**The task:**
Wherever the string "following" appears in the listing, copy that line.
==== Data to use
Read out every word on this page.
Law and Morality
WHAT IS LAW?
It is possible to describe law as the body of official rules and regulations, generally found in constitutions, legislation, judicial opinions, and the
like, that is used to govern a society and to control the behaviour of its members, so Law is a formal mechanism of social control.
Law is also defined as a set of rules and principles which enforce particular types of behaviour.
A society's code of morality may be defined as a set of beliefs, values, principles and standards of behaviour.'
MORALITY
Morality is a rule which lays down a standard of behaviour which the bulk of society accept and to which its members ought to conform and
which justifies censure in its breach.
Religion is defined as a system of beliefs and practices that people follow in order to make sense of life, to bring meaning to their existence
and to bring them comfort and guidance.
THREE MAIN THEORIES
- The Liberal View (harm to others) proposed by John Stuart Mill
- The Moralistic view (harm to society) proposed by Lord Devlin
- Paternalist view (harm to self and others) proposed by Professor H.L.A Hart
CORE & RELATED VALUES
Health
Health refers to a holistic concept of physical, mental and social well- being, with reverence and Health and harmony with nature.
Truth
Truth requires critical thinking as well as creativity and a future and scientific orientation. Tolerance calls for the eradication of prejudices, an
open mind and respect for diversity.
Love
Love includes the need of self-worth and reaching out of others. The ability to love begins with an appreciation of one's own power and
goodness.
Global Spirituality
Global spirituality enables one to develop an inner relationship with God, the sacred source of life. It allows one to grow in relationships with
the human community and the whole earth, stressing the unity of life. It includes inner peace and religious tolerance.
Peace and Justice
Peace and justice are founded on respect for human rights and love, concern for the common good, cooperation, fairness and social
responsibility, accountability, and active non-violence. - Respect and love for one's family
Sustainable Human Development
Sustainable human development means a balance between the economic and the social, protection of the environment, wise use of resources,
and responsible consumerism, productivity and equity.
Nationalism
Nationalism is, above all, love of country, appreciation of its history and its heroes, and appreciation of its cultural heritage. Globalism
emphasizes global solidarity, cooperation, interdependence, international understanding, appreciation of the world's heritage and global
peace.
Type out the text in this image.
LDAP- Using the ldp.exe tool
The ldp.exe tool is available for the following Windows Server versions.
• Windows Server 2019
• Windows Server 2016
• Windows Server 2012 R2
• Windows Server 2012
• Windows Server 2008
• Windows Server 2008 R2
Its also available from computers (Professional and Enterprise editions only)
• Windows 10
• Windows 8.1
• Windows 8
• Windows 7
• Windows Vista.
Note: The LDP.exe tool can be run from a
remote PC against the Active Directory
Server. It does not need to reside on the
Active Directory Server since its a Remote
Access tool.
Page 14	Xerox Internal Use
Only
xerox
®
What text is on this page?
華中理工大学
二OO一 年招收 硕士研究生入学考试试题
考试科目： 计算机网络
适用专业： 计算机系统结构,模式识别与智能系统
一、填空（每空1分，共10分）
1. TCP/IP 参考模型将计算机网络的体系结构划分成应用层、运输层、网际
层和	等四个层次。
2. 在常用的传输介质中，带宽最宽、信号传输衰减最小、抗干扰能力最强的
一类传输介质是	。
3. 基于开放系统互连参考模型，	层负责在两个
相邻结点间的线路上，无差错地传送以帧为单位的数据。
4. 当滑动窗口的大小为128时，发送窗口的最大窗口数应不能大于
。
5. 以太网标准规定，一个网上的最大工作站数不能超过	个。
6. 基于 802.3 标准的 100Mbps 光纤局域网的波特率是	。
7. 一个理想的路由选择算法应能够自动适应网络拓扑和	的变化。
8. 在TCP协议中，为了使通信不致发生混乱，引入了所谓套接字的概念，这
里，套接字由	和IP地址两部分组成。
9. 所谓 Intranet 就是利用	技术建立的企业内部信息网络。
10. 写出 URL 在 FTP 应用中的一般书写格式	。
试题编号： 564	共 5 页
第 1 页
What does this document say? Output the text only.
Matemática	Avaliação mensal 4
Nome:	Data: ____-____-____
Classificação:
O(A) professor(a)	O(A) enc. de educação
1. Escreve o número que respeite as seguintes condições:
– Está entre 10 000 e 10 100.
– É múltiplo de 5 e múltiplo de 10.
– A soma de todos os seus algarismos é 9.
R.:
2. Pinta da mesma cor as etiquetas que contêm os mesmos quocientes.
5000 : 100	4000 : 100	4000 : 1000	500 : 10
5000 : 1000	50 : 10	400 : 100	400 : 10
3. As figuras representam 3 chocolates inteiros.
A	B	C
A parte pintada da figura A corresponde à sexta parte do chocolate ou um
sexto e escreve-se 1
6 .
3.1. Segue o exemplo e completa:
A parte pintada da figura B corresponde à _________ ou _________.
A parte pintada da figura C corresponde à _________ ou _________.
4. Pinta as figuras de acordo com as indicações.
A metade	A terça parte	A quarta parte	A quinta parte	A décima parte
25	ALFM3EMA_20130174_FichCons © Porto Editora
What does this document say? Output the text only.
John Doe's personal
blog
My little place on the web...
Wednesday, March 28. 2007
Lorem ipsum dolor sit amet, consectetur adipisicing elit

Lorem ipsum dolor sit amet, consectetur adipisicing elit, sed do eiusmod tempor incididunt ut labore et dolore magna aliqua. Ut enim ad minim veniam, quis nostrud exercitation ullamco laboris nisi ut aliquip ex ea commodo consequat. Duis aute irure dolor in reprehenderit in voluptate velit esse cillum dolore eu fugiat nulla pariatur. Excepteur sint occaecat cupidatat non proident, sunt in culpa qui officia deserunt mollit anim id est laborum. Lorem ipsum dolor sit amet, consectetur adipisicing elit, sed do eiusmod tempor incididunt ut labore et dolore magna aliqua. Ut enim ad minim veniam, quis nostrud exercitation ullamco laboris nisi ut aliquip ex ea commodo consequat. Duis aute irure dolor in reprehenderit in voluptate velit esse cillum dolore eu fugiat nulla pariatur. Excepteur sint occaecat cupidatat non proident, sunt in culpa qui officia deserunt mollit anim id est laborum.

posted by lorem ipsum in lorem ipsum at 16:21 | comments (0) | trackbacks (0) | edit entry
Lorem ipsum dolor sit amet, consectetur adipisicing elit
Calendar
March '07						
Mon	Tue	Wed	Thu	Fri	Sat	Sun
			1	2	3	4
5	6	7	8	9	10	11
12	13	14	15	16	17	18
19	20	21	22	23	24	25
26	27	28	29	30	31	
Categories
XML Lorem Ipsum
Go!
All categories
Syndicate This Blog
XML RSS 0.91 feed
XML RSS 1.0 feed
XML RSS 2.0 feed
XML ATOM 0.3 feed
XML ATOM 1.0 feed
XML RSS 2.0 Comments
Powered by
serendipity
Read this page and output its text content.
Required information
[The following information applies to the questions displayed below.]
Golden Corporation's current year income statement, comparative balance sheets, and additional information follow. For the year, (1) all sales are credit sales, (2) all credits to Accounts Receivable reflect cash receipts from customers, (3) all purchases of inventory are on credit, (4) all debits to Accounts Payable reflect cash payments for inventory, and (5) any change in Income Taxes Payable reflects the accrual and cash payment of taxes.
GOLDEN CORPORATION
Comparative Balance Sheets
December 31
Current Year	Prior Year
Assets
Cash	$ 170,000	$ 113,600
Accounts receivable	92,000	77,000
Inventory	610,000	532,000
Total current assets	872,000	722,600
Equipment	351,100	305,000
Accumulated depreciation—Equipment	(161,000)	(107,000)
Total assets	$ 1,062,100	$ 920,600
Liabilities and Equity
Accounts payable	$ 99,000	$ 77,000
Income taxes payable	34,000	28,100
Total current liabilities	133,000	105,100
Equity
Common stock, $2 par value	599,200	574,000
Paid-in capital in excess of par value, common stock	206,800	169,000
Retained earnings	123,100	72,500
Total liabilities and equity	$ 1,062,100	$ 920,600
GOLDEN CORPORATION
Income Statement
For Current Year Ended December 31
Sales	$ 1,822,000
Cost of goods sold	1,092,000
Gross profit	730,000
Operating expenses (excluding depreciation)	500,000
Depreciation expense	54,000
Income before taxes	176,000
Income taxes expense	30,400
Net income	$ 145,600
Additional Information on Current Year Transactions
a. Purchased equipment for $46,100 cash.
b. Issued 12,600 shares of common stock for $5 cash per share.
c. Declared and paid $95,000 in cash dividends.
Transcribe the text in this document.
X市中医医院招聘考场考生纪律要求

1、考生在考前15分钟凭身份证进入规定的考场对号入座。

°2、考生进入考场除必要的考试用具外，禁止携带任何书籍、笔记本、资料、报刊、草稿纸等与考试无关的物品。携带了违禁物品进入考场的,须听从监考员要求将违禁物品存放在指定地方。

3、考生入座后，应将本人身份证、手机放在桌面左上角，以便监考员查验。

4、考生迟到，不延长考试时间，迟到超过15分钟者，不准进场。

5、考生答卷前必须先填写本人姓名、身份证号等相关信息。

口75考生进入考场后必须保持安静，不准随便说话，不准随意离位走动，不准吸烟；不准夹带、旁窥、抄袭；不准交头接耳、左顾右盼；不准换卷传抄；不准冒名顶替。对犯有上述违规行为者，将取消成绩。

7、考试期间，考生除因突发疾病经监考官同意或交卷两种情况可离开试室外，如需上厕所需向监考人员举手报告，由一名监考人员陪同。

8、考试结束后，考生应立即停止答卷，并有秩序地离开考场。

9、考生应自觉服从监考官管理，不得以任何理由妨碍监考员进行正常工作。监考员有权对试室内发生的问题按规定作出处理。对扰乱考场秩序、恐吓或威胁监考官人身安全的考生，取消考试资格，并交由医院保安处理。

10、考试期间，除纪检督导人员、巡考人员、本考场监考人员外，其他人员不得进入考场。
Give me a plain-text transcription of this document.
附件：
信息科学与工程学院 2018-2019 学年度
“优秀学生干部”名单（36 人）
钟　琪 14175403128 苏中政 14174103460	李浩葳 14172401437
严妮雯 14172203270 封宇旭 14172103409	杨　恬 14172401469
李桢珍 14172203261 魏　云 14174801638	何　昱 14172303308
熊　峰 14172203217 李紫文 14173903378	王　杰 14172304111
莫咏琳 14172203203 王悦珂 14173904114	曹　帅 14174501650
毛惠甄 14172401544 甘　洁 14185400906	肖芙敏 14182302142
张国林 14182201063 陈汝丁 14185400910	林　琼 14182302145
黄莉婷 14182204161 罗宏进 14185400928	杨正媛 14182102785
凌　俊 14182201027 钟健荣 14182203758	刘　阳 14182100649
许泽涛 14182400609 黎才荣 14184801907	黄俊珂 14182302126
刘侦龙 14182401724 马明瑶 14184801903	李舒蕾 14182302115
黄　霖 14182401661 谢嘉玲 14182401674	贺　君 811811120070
========
**Result for this exercise:**
The ldp.exe tool is available for the following Windows Server versions.
[The following information applies to the questions displayed below.]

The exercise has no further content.